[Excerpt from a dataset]
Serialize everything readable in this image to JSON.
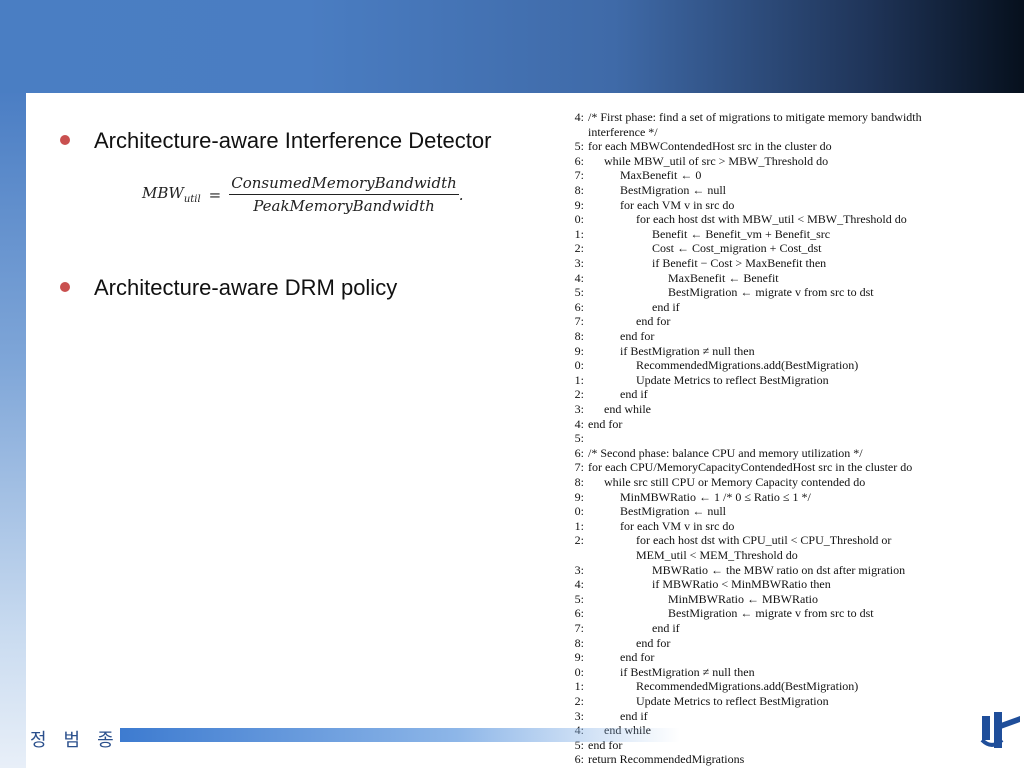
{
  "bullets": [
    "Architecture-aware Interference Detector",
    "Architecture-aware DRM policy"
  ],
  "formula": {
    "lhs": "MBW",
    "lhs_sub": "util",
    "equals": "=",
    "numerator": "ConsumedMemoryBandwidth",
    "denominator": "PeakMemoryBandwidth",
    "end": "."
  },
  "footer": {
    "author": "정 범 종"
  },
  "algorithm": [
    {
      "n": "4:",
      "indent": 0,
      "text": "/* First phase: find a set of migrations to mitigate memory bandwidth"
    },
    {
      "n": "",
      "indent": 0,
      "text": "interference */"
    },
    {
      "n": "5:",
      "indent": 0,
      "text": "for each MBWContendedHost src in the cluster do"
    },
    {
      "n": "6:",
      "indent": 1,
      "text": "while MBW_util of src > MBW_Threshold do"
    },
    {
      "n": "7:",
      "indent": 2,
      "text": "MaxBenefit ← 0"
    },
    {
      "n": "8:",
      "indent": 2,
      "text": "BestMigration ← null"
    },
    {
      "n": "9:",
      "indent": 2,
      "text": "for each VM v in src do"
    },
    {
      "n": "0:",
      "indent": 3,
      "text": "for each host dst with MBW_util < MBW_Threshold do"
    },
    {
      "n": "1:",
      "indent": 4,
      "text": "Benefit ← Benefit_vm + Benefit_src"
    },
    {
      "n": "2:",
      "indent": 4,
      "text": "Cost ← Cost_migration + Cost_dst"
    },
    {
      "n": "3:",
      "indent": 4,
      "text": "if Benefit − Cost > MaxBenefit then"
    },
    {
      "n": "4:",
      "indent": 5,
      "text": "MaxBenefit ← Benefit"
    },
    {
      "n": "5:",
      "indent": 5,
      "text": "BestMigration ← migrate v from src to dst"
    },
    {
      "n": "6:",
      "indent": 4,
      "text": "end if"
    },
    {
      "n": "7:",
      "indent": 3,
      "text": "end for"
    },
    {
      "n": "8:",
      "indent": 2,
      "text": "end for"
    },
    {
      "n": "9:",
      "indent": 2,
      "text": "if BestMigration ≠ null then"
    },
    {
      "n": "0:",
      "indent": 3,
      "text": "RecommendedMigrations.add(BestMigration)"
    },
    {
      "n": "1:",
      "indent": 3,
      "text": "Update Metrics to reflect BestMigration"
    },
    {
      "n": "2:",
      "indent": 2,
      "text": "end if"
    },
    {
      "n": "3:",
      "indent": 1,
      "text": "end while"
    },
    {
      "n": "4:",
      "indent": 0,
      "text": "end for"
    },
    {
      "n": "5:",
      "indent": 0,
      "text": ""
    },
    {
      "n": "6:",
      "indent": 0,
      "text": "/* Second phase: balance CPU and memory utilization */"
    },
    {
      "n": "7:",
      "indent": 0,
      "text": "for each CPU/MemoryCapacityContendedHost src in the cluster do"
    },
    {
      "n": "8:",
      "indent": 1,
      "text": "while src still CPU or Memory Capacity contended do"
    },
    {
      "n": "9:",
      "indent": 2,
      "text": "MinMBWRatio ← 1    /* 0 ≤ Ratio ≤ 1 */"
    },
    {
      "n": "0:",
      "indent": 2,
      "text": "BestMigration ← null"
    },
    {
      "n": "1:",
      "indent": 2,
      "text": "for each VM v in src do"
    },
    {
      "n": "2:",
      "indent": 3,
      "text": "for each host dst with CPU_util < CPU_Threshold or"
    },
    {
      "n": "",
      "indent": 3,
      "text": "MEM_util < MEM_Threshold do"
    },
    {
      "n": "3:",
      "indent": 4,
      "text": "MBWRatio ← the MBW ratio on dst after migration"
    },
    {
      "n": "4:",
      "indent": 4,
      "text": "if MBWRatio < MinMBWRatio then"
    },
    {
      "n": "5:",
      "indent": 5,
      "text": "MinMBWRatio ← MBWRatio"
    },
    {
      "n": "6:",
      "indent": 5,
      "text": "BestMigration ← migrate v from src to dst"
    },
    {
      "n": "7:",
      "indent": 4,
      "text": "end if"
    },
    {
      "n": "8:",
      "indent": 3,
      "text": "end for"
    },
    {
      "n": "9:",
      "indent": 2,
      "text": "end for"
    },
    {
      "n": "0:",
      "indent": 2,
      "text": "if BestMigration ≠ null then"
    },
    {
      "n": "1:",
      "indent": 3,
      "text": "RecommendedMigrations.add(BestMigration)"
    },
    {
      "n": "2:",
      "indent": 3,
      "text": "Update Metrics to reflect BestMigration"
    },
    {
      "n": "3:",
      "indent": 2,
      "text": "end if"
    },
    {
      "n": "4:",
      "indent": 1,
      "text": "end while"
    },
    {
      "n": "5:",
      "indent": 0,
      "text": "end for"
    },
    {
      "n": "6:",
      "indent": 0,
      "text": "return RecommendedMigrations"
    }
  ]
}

Exercise task: Repeat the records above exactly, leaving out any pictures they contain.

Problem solution:
Serialize everything readable in this image to JSON.
{
  "bullets": [
    "Architecture-aware Interference Detector",
    "Architecture-aware DRM policy"
  ],
  "formula": {
    "lhs": "MBW",
    "lhs_sub": "util",
    "equals": "=",
    "numerator": "ConsumedMemoryBandwidth",
    "denominator": "PeakMemoryBandwidth",
    "end": "."
  },
  "footer": {
    "author": "정 범 종"
  },
  "algorithm": [
    {
      "n": "4:",
      "indent": 0,
      "text": "/* First phase: find a set of migrations to mitigate memory bandwidth"
    },
    {
      "n": "",
      "indent": 0,
      "text": "interference */"
    },
    {
      "n": "5:",
      "indent": 0,
      "text": "for each MBWContendedHost src in the cluster do"
    },
    {
      "n": "6:",
      "indent": 1,
      "text": "while MBW_util of src > MBW_Threshold do"
    },
    {
      "n": "7:",
      "indent": 2,
      "text": "MaxBenefit ← 0"
    },
    {
      "n": "8:",
      "indent": 2,
      "text": "BestMigration ← null"
    },
    {
      "n": "9:",
      "indent": 2,
      "text": "for each VM v in src do"
    },
    {
      "n": "0:",
      "indent": 3,
      "text": "for each host dst with MBW_util < MBW_Threshold do"
    },
    {
      "n": "1:",
      "indent": 4,
      "text": "Benefit ← Benefit_vm + Benefit_src"
    },
    {
      "n": "2:",
      "indent": 4,
      "text": "Cost ← Cost_migration + Cost_dst"
    },
    {
      "n": "3:",
      "indent": 4,
      "text": "if Benefit − Cost > MaxBenefit then"
    },
    {
      "n": "4:",
      "indent": 5,
      "text": "MaxBenefit ← Benefit"
    },
    {
      "n": "5:",
      "indent": 5,
      "text": "BestMigration ← migrate v from src to dst"
    },
    {
      "n": "6:",
      "indent": 4,
      "text": "end if"
    },
    {
      "n": "7:",
      "indent": 3,
      "text": "end for"
    },
    {
      "n": "8:",
      "indent": 2,
      "text": "end for"
    },
    {
      "n": "9:",
      "indent": 2,
      "text": "if BestMigration ≠ null then"
    },
    {
      "n": "0:",
      "indent": 3,
      "text": "RecommendedMigrations.add(BestMigration)"
    },
    {
      "n": "1:",
      "indent": 3,
      "text": "Update Metrics to reflect BestMigration"
    },
    {
      "n": "2:",
      "indent": 2,
      "text": "end if"
    },
    {
      "n": "3:",
      "indent": 1,
      "text": "end while"
    },
    {
      "n": "4:",
      "indent": 0,
      "text": "end for"
    },
    {
      "n": "5:",
      "indent": 0,
      "text": ""
    },
    {
      "n": "6:",
      "indent": 0,
      "text": "/* Second phase: balance CPU and memory utilization */"
    },
    {
      "n": "7:",
      "indent": 0,
      "text": "for each CPU/MemoryCapacityContendedHost src in the cluster do"
    },
    {
      "n": "8:",
      "indent": 1,
      "text": "while src still CPU or Memory Capacity contended do"
    },
    {
      "n": "9:",
      "indent": 2,
      "text": "MinMBWRatio ← 1    /* 0 ≤ Ratio ≤ 1 */"
    },
    {
      "n": "0:",
      "indent": 2,
      "text": "BestMigration ← null"
    },
    {
      "n": "1:",
      "indent": 2,
      "text": "for each VM v in src do"
    },
    {
      "n": "2:",
      "indent": 3,
      "text": "for each host dst with CPU_util < CPU_Threshold or"
    },
    {
      "n": "",
      "indent": 3,
      "text": "MEM_util < MEM_Threshold do"
    },
    {
      "n": "3:",
      "indent": 4,
      "text": "MBWRatio ← the MBW ratio on dst after migration"
    },
    {
      "n": "4:",
      "indent": 4,
      "text": "if MBWRatio < MinMBWRatio then"
    },
    {
      "n": "5:",
      "indent": 5,
      "text": "MinMBWRatio ← MBWRatio"
    },
    {
      "n": "6:",
      "indent": 5,
      "text": "BestMigration ← migrate v from src to dst"
    },
    {
      "n": "7:",
      "indent": 4,
      "text": "end if"
    },
    {
      "n": "8:",
      "indent": 3,
      "text": "end for"
    },
    {
      "n": "9:",
      "indent": 2,
      "text": "end for"
    },
    {
      "n": "0:",
      "indent": 2,
      "text": "if BestMigration ≠ null then"
    },
    {
      "n": "1:",
      "indent": 3,
      "text": "RecommendedMigrations.add(BestMigration)"
    },
    {
      "n": "2:",
      "indent": 3,
      "text": "Update Metrics to reflect BestMigration"
    },
    {
      "n": "3:",
      "indent": 2,
      "text": "end if"
    },
    {
      "n": "4:",
      "indent": 1,
      "text": "end while"
    },
    {
      "n": "5:",
      "indent": 0,
      "text": "end for"
    },
    {
      "n": "6:",
      "indent": 0,
      "text": "return RecommendedMigrations"
    }
  ]
}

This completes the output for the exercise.